Please find all lines in the data that hold the string "Massa" and copy them.

---- DATASET

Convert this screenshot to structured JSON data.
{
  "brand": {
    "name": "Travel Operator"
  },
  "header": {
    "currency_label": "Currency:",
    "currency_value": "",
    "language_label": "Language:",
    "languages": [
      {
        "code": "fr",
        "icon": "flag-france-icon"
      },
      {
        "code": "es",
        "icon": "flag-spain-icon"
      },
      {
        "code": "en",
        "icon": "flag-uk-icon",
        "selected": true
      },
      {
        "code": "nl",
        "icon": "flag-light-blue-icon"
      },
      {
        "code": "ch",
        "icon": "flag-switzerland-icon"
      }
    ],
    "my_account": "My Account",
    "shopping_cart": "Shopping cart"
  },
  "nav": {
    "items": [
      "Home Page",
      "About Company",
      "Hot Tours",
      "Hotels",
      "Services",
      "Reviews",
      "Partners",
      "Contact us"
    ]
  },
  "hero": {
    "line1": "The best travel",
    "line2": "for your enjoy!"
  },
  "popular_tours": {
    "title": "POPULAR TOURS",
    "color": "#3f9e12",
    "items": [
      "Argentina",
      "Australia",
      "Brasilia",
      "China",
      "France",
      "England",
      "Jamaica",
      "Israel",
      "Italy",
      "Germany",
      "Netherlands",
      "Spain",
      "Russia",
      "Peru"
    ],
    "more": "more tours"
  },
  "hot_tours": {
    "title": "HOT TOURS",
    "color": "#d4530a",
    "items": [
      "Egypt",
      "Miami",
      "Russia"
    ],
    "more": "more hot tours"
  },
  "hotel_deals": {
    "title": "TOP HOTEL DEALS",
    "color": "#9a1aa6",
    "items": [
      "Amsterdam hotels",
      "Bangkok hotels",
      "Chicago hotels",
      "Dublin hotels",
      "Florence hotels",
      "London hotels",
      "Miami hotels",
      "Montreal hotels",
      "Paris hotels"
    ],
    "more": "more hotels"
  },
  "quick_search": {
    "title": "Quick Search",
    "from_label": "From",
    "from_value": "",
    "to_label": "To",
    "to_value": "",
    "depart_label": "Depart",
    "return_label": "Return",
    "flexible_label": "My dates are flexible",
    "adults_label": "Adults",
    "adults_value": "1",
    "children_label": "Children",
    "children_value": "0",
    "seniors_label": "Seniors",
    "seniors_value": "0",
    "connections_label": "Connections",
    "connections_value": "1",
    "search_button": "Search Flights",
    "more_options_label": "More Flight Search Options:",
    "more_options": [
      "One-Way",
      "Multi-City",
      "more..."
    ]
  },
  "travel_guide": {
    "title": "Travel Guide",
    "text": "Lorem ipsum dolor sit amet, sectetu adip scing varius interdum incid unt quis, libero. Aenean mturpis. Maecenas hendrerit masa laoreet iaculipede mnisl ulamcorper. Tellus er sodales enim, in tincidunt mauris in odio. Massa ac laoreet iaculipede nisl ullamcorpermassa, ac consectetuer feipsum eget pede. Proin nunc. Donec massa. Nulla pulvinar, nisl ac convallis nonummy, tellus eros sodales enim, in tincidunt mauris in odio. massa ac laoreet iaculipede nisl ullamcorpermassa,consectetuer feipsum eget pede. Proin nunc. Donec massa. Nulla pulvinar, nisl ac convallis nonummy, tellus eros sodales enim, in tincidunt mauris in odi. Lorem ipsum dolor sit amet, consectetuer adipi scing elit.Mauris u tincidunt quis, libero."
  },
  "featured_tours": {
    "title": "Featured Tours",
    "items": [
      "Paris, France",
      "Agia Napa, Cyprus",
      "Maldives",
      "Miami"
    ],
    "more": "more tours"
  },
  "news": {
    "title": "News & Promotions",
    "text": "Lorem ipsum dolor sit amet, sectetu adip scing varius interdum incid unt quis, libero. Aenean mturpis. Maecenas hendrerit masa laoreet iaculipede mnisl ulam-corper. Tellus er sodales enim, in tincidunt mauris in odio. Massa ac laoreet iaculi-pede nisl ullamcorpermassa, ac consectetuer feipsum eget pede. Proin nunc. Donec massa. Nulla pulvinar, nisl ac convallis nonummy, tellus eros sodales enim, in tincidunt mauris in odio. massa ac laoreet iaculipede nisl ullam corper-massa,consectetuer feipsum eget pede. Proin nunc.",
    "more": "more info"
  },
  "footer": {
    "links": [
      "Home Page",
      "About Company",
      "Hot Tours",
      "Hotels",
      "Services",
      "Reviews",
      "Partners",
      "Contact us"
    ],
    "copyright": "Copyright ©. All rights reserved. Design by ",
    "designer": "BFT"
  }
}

--------
---- DATASET

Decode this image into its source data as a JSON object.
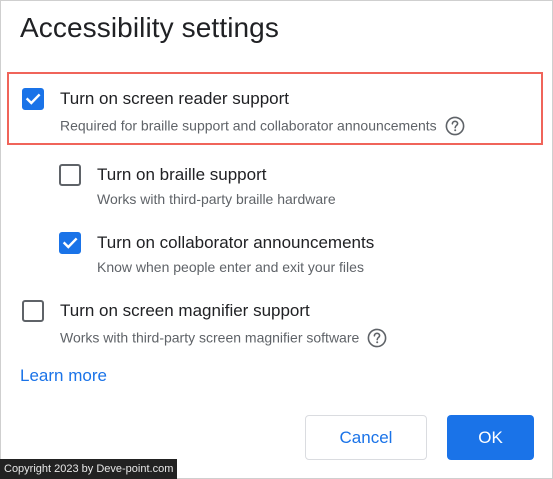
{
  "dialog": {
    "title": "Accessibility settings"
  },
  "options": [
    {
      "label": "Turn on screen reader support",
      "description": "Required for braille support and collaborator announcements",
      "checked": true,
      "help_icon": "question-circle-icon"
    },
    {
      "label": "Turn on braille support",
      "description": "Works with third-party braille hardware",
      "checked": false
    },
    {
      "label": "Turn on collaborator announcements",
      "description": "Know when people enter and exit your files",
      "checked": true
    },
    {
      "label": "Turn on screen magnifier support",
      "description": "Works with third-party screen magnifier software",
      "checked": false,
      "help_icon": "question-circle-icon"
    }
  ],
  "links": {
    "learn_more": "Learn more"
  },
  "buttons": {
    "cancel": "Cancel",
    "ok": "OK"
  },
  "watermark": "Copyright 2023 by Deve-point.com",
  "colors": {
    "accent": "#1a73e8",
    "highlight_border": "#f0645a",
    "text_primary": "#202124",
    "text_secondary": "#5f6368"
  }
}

--------
---- DATASET

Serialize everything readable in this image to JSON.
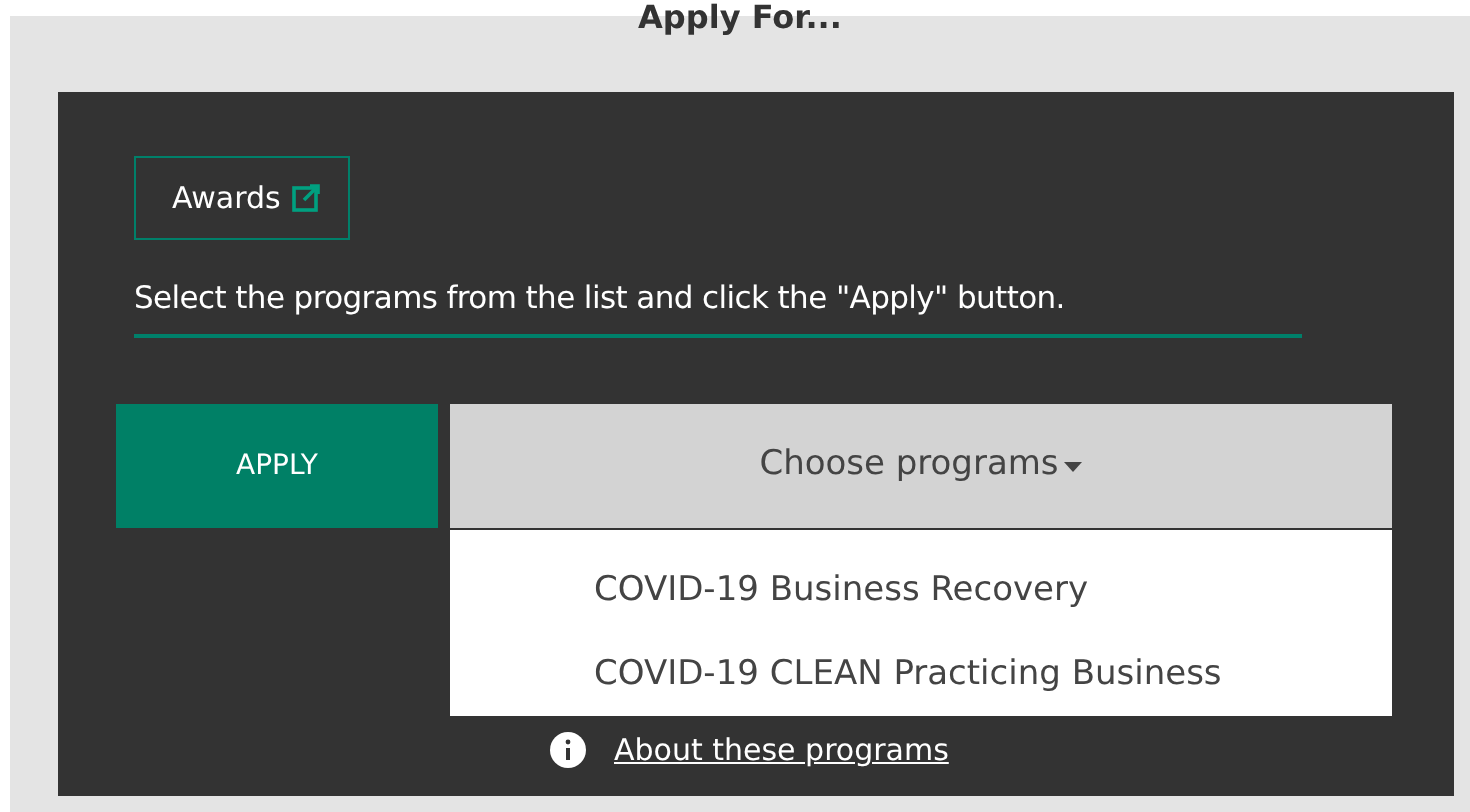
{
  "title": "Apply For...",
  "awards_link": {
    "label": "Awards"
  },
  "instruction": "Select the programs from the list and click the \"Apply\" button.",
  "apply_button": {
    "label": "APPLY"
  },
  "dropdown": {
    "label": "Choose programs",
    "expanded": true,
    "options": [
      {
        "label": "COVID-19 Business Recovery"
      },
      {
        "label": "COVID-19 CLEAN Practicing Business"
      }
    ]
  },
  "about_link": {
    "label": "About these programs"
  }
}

--------

*SOLUTION TO THIS PROBLEM*.
    "text": "Lorem ipsum dolor sit amet, sectetu adip scing varius interdum incid unt quis, libero. Aenean mturpis. Maecenas hendrerit masa laoreet iaculipede mnisl ulamcorper. Tellus er sodales enim, in tincidunt mauris in odio. Massa ac laoreet iaculipede nisl ullamcorpermassa, ac consectetuer feipsum eget pede. Proin nunc. Donec massa. Nulla pulvinar, nisl ac convallis nonummy, tellus eros sodales enim, in tincidunt mauris in odio. massa ac laoreet iaculipede nisl ullamcorpermassa,consectetuer feipsum eget pede. Proin nunc. Donec massa. Nulla pulvinar, nisl ac convallis nonummy, tellus eros sodales enim, in tincidunt mauris in odi. Lorem ipsum dolor sit amet, consectetuer adipi scing elit.Mauris u tincidunt quis, libero."
    "text": "Lorem ipsum dolor sit amet, sectetu adip scing varius interdum incid unt quis, libero. Aenean mturpis. Maecenas hendrerit masa laoreet iaculipede mnisl ulam-corper. Tellus er sodales enim, in tincidunt mauris in odio. Massa ac laoreet iaculi-pede nisl ullamcorpermassa, ac consectetuer feipsum eget pede. Proin nunc. Donec massa. Nulla pulvinar, nisl ac convallis nonummy, tellus eros sodales enim, in tincidunt mauris in odio. massa ac laoreet iaculipede nisl ullam corper-massa,consectetuer feipsum eget pede. Proin nunc.",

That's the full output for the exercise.